Set down each record exactly as written.

..........

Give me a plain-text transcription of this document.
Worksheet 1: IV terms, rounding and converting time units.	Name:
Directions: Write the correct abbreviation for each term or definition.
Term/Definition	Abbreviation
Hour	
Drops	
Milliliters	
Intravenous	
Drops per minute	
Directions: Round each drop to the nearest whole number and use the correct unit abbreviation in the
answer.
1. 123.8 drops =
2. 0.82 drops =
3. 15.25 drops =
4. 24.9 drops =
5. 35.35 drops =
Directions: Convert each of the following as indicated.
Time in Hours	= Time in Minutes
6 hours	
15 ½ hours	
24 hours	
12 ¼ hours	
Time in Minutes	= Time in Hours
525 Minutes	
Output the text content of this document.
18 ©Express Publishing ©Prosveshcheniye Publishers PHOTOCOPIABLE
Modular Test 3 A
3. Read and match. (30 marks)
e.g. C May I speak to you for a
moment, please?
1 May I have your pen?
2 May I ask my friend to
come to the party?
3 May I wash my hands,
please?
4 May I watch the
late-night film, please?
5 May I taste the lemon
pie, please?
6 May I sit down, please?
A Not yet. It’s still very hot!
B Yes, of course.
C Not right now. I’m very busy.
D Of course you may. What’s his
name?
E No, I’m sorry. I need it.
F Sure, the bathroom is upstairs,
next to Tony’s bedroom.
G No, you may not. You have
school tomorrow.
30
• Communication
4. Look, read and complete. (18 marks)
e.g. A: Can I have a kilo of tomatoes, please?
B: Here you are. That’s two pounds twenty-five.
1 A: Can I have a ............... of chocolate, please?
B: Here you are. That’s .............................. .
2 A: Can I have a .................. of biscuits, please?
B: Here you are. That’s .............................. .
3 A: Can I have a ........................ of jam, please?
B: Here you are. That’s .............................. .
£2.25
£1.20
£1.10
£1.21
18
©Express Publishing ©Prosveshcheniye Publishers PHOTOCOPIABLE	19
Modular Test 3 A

..........

▶ _FINISHED ANSWER_
Give me a plain-text transcription of this document.
Worksheet 1: IV terms, rounding and converting time units.	Name:
Directions: Write the correct abbreviation for each term or definition.
Term/Definition	Abbreviation
Hour	
Drops	
Milliliters	
Intravenous	
Drops per minute	
Directions: Round each drop to the nearest whole number and use the correct unit abbreviation in the
answer.
1. 123.8 drops =
2. 0.82 drops =
3. 15.25 drops =
4. 24.9 drops =
5. 35.35 drops =
Directions: Convert each of the following as indicated.
Time in Hours	= Time in Minutes
6 hours	
15 ½ hours	
24 hours	
12 ¼ hours	
Time in Minutes	= Time in Hours
525 Minutes	
Output the text content of this document.
18 ©Express Publishing ©Prosveshcheniye Publishers PHOTOCOPIABLE
Modular Test 3 A
3. Read and match. (30 marks)
e.g. C May I speak to you for a
moment, please?
1 May I have your pen?
2 May I ask my friend to
come to the party?
3 May I wash my hands,
please?
4 May I watch the
late-night film, please?
5 May I taste the lemon
pie, please?
6 May I sit down, please?
A Not yet. It’s still very hot!
B Yes, of course.
C Not right now. I’m very busy.
D Of course you may. What’s his
name?
E No, I’m sorry. I need it.
F Sure, the bathroom is upstairs,
next to Tony’s bedroom.
G No, you may not. You have
school tomorrow.
30
• Communication
4. Look, read and complete. (18 marks)
e.g. A: Can I have a kilo of tomatoes, please?
B: Here you are. That’s two pounds twenty-five.
1 A: Can I have a ............... of chocolate, please?
B: Here you are. That’s .............................. .
2 A: Can I have a .................. of biscuits, please?
B: Here you are. That’s .............................. .
3 A: Can I have a ........................ of jam, please?
B: Here you are. That’s .............................. .
£2.25
£1.20
£1.10
£1.21
18
©Express Publishing ©Prosveshcheniye Publishers PHOTOCOPIABLE	19
Modular Test 3 A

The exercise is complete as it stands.